# Le problème
Poursuis l'entretien ci-dessous sur le corps, la bande dessinée et l'animation, en reprenant juste après sa dernière phrase.

Bonjour Paul, dans ton livre, tu t’attaques aux apparences et aux genres. D’où vient ton intérêt pour ces thèmes?
J’ai toujours été fasciné par le corps en général. Masculin et féminin. Le corps déformé, le corps qui souffre. Le corps sensuel, sexuel, mais aussi le corps « viande » et « utilitaire ». Je suis intéressé par l’histoire qui se dégage de la chair. Quant à mon intérêt pour le corps dans le dessin, il répond à la recherche de l’anti pin-up, l’anti beau dessin du corps sensuel et sexy. J’essaye toujours de mélanger le beau et le monstrueux.
On sent que tu joues de certains cadrages. Est-ce un domaine que tu as pu privilégier dans ton passage à la bande dessinée par rapport à l’animation ?Bizarrement, j’ai l’impression d’avoir plus utilisé le langage cinématographique, que je connais mieux, que le découpage bande dessinée à proprement parler. D’une certaine façon, j’ai essayé de remplacer la longueur en temps d’un plan par la taille d’une case. Avec la même idée de rythme. Une case courte et étroite est donc comparable à un insert cinématographique. Un peu comme si on regardait le rythme du langage morse : « trait, trait, point, trait, point… »
De façon générale, que te permet la bande dessinée par rapport au médium vidéo ?
C’est la liberté en tout point. Un dessin égale une case, puis on passe à la suite. En animation, les étapes sont multiples et plus laborieuses – pour moi en tout cas. C’est aussi la possibilité de pousser le détail au maximum, ce qui est plus compliqué en animation.

# Les données
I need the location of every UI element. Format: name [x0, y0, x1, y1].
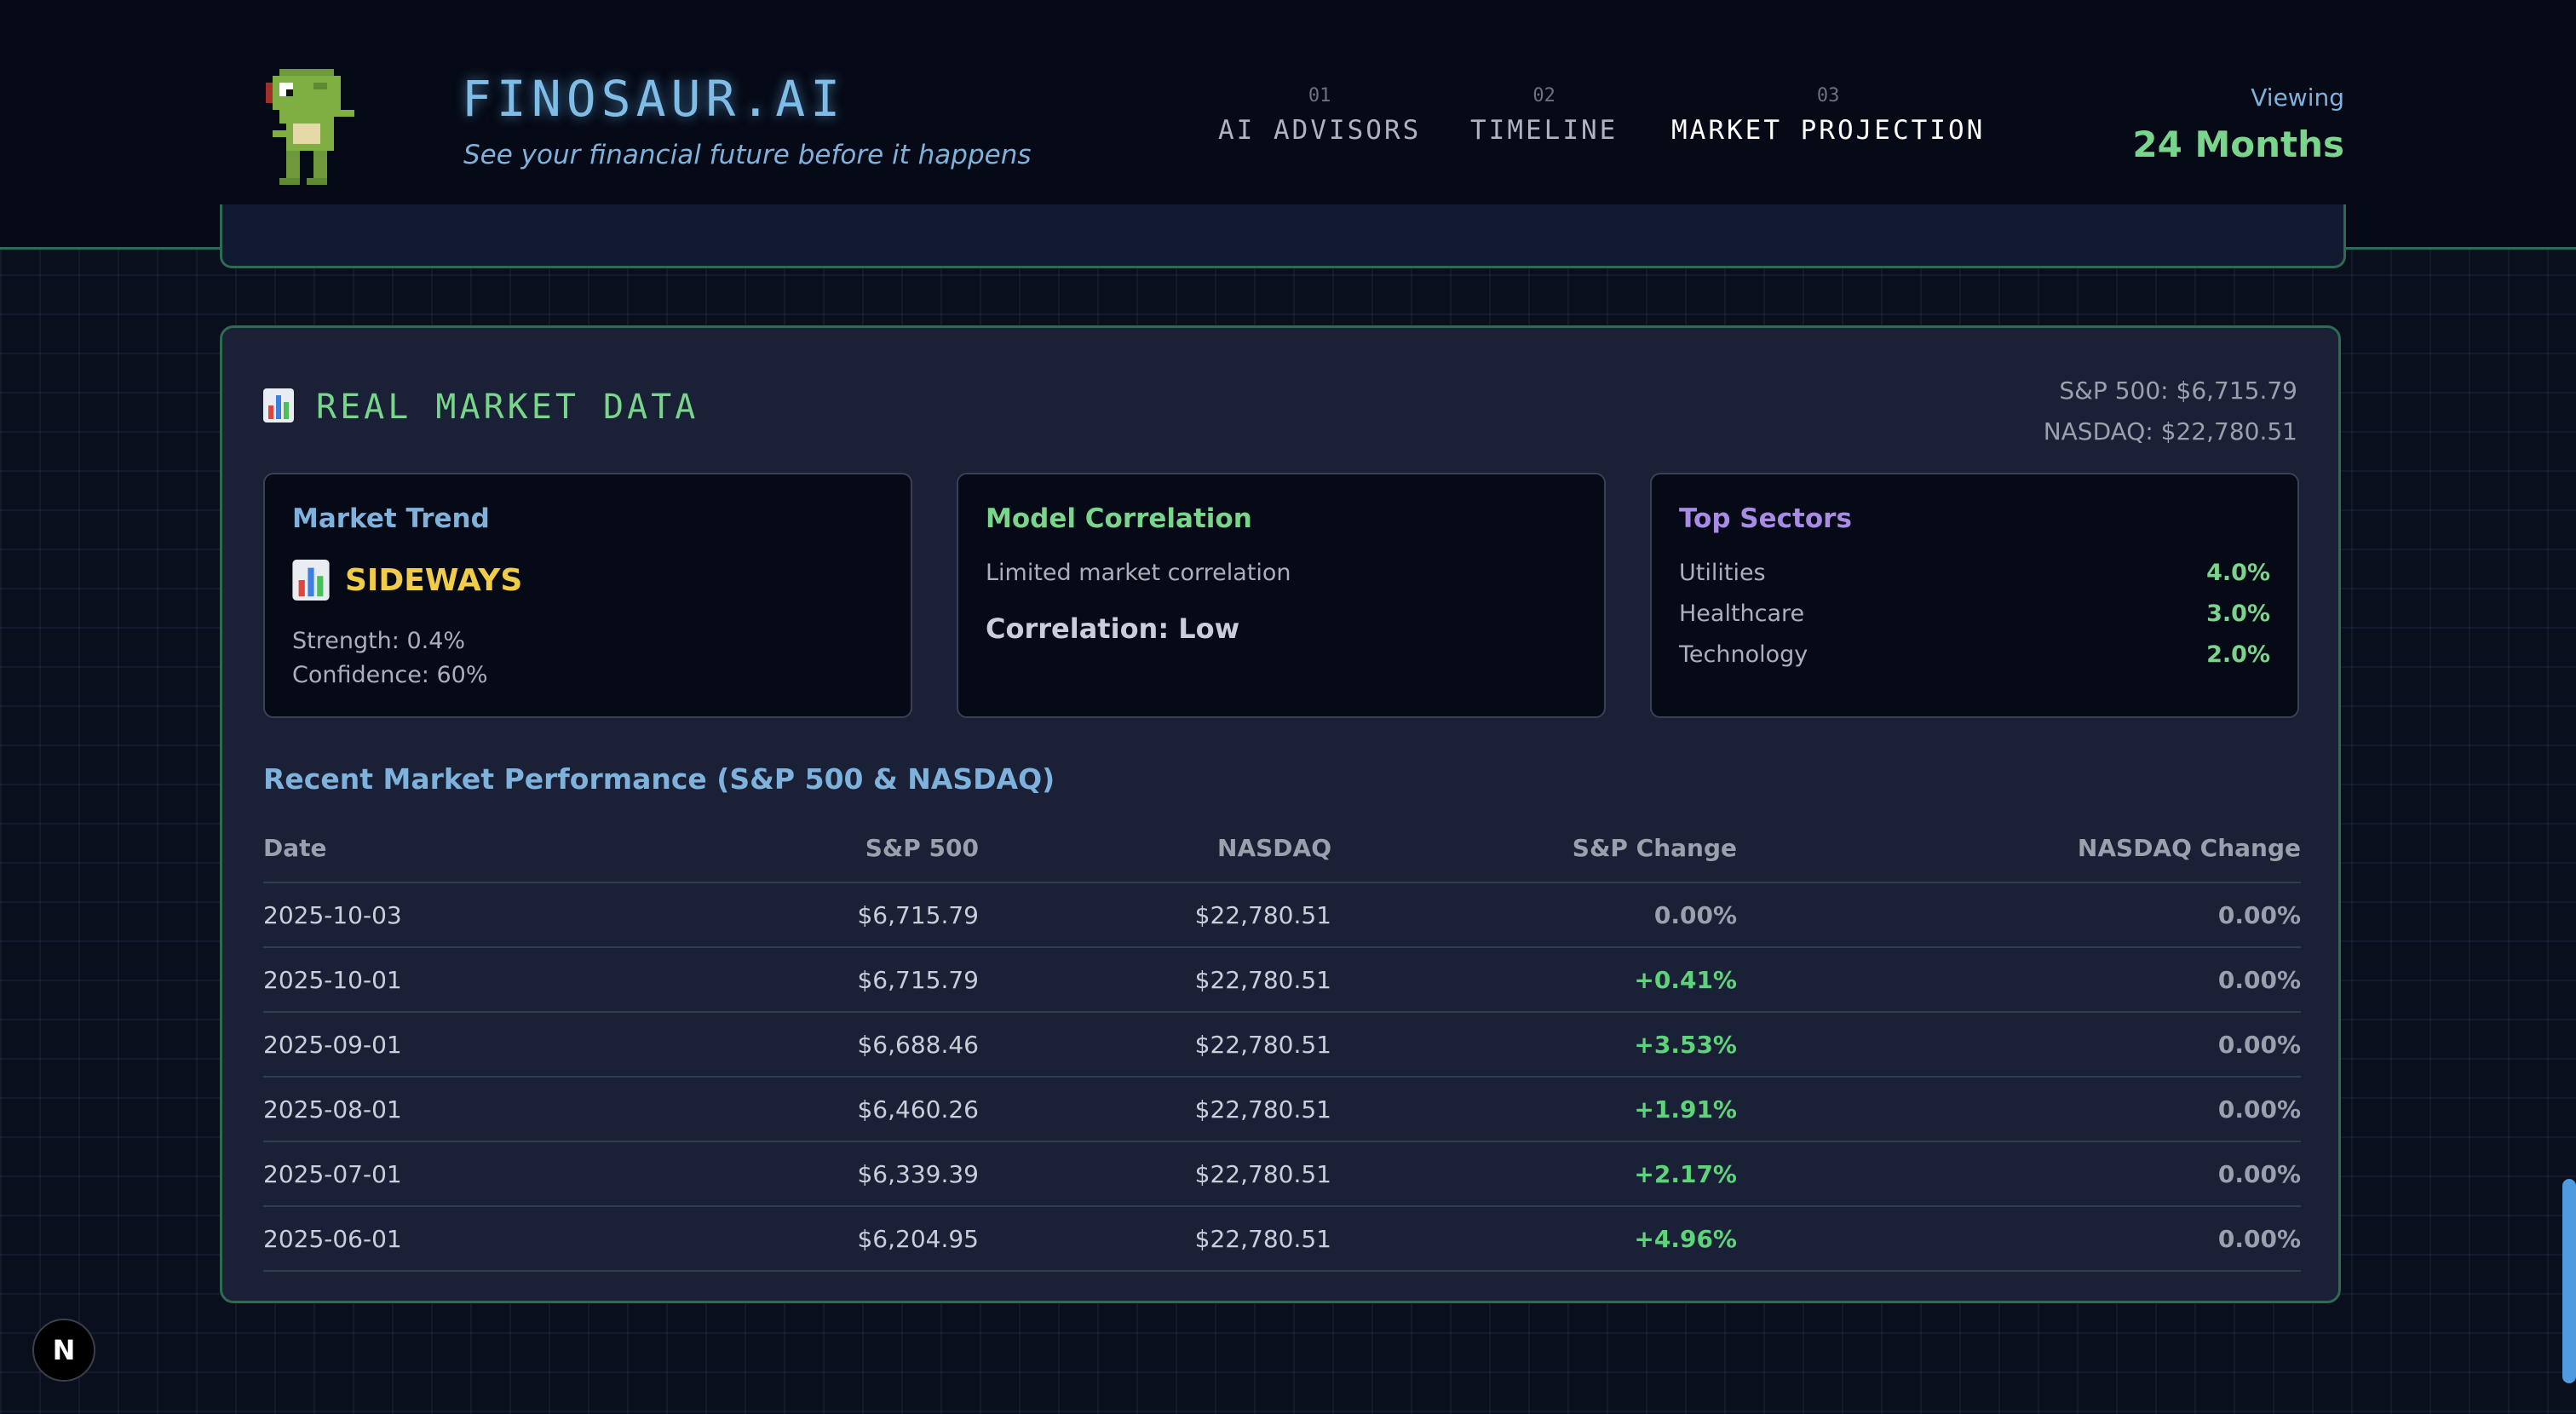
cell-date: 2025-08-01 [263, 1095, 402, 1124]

# La réponse
Rose est un personnage que les lecteurs, comme le reste des habitants du livre, ne peuvent pas ne pas regarder. Comment est-elle née ?
Oui, c’est pour moi tout l’enjeu du livre : Rose est au centre de tout. L’histoire, les événements deviennent presque des prétextes pour la mettre en scène dans tous les sens, pour la montrer dans tous les coins, sous toutes les formes, par tous les trous. Et même si elle aimerait bien se cacher, c’est impossible pour elle. Elle est pratiquement dans toutes les cases. Pourtant, elle à l’air de faire comme si on ne la voyait pas, elle a ses œillères – pour les autres personnages du livre, mais aussi pour se cacher du lecteur qui la regarde lui aussi. Elle est d’abord née d’une envie esthétique qui était de mélanger le masculin et le féminin pour créer un corps hautement troublant, excitant, beau, moche…
On sent pendant la lecture que tu l’aimes beaucoup. D’ailleurs, d’autres dessins que tu as publié sur les réseaux sociaux la représentent dans d’autres univers. Est un personnage que tu aimerais remettre en scène ?
À vrai dire, j’ai l’impression d’avoir fait le tour de Rose, mais pas du thème du féminin/masculin. J’ai envie de continuer à mettre en scène des personnages qui brouillent les pistes, mais plutôt en illustration cette fois.
On retrouve dans ton dessin des points communs avec le dessin de Tanino Liberatore. Rose elle-même n’est pas sans rappeler Ranx. Est-ce une influence pour toi ?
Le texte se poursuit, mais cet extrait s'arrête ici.